::: Source material
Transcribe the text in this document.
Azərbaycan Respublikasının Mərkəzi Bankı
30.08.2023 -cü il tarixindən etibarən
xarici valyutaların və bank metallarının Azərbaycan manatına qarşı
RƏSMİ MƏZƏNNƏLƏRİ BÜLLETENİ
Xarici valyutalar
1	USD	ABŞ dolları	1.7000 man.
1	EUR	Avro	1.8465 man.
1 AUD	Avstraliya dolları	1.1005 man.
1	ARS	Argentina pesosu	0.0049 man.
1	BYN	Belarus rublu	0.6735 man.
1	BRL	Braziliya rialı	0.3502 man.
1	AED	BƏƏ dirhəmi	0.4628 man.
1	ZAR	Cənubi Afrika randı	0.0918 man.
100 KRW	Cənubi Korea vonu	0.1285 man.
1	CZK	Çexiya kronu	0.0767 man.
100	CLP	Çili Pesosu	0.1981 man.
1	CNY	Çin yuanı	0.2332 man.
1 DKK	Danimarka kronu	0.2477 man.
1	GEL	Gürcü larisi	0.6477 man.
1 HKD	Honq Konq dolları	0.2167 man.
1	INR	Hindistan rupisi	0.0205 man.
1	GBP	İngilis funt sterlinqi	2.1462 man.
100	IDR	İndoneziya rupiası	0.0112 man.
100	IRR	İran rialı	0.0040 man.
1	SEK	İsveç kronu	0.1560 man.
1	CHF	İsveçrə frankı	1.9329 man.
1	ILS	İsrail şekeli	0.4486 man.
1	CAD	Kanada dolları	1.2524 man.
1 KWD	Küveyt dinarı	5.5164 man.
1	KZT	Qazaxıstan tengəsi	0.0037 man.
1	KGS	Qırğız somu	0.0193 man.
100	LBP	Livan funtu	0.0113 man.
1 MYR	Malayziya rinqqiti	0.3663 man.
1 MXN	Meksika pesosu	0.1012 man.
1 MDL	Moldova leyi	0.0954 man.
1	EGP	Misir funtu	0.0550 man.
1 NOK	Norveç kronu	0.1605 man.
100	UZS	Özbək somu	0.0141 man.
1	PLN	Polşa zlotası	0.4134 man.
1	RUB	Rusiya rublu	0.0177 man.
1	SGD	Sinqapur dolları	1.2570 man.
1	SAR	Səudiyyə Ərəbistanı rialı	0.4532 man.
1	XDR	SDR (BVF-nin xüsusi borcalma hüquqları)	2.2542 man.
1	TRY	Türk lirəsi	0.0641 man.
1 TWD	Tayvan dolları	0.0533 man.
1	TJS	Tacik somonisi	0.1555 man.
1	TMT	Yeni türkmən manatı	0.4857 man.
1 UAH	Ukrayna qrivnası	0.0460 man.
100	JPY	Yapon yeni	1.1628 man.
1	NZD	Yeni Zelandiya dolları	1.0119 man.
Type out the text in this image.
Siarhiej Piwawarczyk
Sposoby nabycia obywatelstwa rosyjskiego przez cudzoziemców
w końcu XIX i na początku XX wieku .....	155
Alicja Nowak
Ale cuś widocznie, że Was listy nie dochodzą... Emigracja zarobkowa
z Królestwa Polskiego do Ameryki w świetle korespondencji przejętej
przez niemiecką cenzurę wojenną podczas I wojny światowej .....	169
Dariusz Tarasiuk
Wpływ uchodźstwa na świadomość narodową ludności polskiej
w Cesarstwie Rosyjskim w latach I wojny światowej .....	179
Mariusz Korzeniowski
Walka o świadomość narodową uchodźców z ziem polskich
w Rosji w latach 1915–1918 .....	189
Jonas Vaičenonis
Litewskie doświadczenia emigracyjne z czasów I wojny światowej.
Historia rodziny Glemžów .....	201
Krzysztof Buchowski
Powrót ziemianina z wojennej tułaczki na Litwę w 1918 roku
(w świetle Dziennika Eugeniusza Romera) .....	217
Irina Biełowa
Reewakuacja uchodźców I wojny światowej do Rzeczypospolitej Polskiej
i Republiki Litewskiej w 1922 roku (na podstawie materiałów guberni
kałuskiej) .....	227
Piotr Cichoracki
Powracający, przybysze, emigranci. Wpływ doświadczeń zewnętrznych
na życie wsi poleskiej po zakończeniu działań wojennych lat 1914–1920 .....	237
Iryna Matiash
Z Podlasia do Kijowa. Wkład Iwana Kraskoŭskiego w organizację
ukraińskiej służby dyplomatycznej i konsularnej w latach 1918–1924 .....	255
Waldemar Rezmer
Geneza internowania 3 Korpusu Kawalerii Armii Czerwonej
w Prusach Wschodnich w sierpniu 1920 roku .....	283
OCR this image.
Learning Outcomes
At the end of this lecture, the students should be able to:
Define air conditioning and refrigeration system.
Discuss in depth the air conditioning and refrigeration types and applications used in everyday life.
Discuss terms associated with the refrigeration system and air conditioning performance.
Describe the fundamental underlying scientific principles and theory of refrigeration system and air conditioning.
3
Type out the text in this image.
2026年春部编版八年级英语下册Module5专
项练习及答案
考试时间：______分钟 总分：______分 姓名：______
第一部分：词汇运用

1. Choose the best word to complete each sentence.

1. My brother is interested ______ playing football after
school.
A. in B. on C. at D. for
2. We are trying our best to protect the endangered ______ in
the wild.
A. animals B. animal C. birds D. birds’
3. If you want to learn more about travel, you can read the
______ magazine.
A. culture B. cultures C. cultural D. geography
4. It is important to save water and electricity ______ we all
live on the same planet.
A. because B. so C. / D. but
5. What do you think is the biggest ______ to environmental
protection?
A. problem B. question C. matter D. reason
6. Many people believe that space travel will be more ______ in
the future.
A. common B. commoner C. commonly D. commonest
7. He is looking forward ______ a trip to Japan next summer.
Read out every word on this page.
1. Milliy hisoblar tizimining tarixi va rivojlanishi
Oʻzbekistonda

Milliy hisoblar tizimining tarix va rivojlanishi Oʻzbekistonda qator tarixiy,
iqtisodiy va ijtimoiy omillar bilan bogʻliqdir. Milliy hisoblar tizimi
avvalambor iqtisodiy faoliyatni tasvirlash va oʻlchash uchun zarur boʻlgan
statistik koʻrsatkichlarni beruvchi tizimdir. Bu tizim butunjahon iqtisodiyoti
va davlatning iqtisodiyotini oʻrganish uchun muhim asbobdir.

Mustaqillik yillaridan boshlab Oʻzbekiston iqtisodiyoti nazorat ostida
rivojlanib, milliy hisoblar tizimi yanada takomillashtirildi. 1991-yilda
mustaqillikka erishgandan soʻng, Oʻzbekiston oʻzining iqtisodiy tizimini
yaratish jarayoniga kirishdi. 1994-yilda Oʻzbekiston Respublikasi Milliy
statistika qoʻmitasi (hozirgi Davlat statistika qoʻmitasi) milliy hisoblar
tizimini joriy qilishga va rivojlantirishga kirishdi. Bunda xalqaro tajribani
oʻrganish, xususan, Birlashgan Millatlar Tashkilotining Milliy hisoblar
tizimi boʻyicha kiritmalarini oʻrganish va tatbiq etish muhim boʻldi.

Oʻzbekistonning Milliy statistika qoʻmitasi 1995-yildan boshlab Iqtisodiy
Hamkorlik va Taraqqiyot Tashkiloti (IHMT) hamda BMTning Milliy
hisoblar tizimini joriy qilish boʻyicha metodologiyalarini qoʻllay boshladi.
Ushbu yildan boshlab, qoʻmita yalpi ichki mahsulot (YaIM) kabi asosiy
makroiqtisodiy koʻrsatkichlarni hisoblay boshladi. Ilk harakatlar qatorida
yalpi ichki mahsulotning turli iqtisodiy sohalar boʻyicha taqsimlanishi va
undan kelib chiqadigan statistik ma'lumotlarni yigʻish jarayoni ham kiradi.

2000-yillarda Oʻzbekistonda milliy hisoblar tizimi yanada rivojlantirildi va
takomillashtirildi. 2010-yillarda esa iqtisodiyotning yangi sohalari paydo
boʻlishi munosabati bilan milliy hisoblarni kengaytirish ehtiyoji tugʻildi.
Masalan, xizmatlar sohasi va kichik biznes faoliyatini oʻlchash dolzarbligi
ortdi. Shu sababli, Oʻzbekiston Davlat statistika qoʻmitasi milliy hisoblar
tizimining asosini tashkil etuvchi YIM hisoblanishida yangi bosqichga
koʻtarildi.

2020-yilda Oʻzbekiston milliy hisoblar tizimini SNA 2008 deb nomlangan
::::::
_Brief_. Pull out every line above that holds the word "uchun".

_Correct output_.
avvalambor iqtisodiy faoliyatni tasvirlash va oʻlchash uchun zarur boʻlgan
va davlatning iqtisodiyotini oʻrganish uchun muhim asbobdir.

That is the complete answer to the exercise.